Work required.
Within the records that follow, find every line containing the string "delos". Copy those lines.

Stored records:

--- start ---

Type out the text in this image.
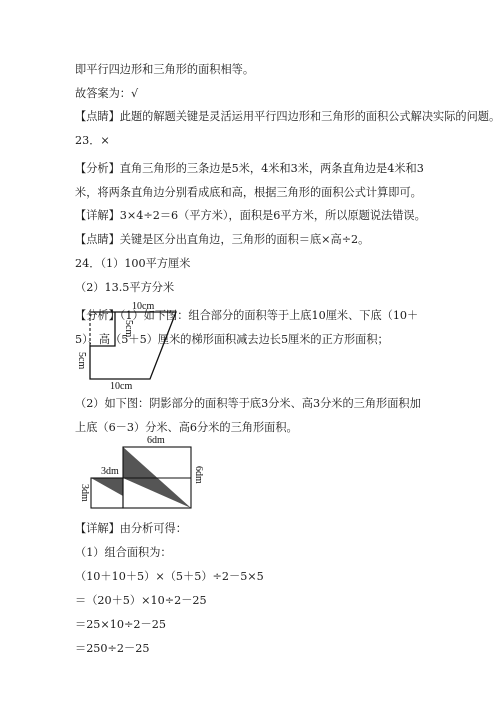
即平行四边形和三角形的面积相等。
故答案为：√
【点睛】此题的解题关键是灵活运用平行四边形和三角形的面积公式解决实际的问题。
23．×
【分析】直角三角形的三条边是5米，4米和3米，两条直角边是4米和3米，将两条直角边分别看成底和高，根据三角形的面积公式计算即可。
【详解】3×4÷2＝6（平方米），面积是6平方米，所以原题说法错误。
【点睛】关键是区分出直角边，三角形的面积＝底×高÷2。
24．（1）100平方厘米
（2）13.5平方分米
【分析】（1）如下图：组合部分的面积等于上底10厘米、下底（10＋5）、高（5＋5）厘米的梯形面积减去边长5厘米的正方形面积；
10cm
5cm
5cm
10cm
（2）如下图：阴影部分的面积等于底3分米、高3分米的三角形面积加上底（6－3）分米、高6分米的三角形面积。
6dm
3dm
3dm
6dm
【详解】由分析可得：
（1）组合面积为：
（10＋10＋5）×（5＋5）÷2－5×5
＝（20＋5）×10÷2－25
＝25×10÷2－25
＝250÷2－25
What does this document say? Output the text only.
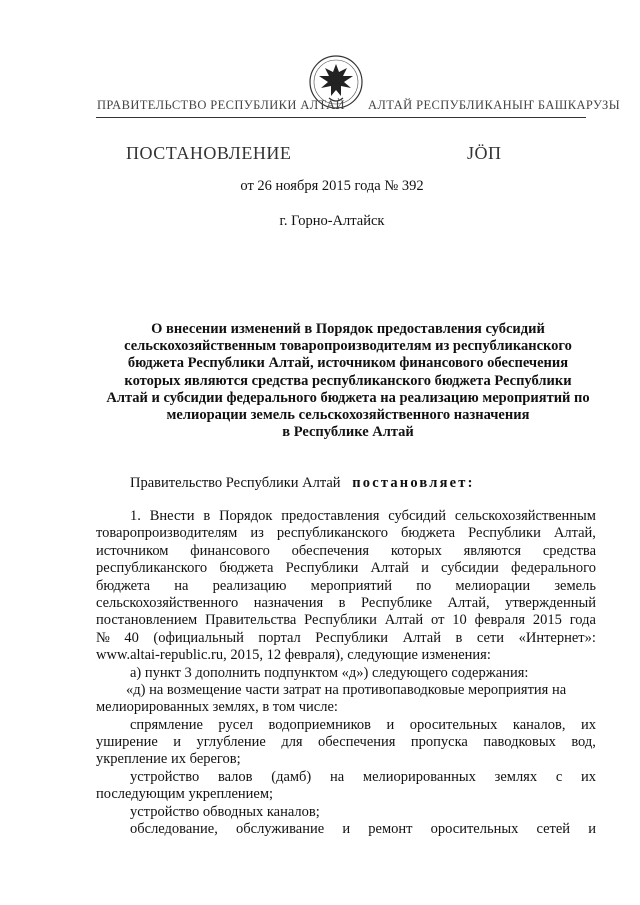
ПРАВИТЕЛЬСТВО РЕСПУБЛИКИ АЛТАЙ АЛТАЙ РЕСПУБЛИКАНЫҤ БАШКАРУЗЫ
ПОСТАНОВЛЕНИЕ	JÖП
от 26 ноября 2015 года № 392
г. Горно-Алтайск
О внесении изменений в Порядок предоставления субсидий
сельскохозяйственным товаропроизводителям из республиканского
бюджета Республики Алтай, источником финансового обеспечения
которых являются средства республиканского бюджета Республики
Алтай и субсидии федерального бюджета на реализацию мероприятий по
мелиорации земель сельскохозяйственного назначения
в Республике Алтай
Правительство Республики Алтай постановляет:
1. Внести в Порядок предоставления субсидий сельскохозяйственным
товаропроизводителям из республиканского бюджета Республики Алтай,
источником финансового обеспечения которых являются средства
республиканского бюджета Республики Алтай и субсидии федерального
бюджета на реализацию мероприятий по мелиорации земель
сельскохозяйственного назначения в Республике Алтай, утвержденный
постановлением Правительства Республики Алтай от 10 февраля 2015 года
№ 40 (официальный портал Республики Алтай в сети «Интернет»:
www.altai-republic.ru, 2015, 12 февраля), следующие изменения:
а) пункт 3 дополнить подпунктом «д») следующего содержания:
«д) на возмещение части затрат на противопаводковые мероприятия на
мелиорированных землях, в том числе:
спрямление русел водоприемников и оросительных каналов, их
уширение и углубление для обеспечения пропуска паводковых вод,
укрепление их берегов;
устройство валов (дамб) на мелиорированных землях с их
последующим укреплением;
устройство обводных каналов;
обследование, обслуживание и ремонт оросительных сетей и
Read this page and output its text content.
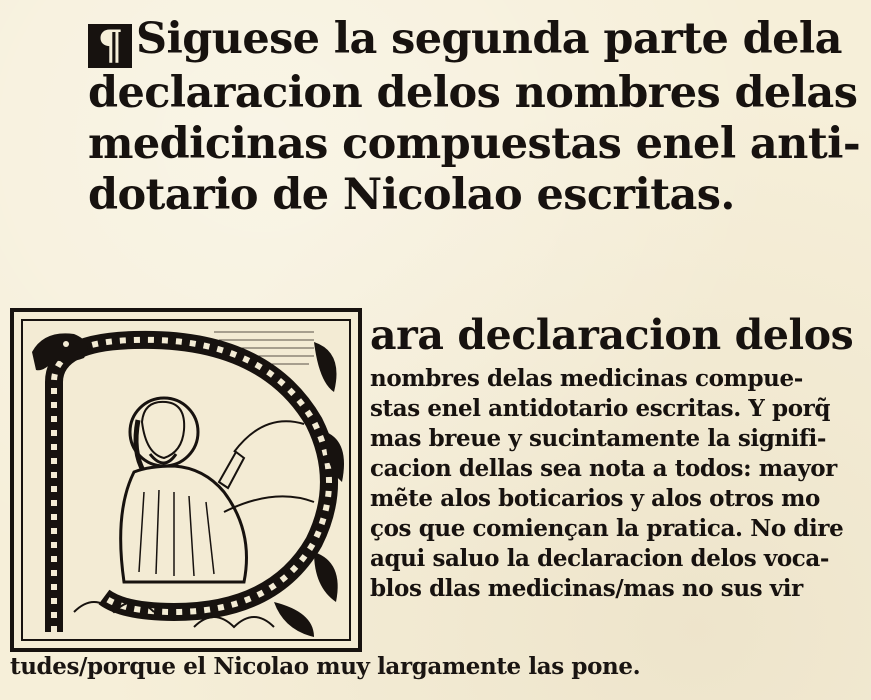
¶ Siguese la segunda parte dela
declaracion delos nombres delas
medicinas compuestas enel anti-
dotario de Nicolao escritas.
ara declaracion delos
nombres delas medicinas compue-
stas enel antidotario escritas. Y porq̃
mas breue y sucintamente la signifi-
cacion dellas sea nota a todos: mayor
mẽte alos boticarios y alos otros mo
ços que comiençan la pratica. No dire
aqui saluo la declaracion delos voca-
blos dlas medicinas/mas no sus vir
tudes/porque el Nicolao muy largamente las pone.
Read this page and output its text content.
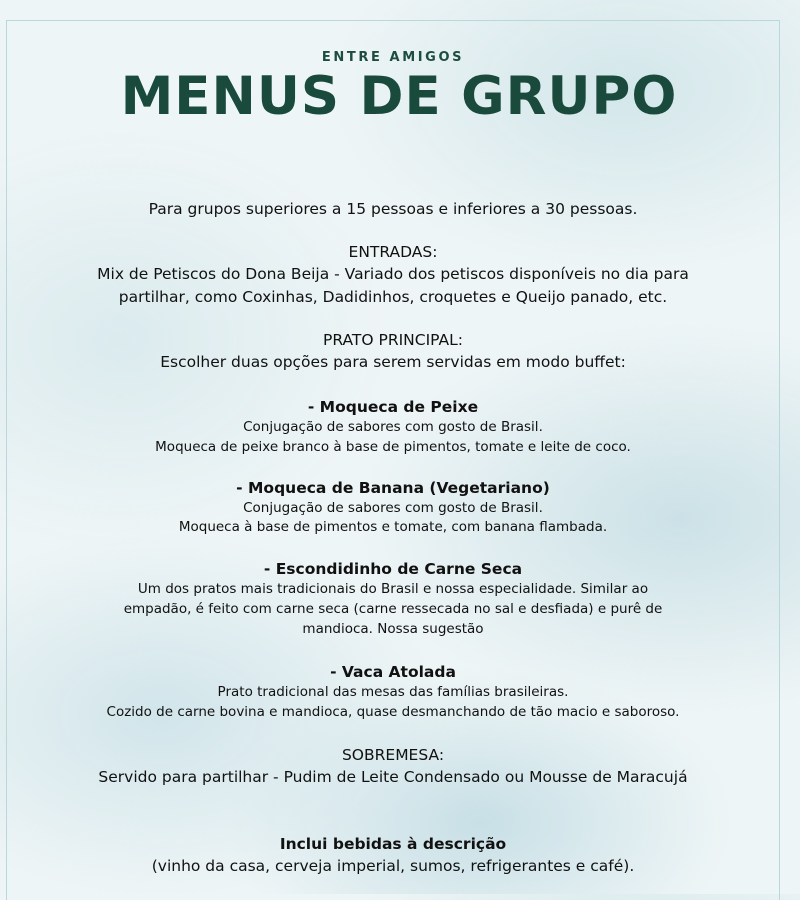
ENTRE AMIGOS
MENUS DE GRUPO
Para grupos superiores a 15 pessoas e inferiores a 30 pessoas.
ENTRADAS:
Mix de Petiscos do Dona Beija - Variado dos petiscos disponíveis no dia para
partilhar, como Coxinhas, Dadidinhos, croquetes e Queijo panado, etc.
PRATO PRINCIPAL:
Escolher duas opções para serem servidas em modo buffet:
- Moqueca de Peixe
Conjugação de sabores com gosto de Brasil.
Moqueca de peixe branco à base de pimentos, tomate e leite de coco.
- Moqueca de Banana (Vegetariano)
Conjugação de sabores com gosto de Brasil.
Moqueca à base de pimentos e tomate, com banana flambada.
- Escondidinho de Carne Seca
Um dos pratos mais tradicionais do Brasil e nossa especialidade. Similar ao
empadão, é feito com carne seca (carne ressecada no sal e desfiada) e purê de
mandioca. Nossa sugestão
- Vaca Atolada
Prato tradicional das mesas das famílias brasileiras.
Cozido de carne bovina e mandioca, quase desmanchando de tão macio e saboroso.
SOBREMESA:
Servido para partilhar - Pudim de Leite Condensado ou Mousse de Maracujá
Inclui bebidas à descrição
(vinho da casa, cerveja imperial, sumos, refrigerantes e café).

--- end ---

Full solution.
declaracion delos nombres delas
ara declaracion delos
aqui saluo la declaracion delos voca-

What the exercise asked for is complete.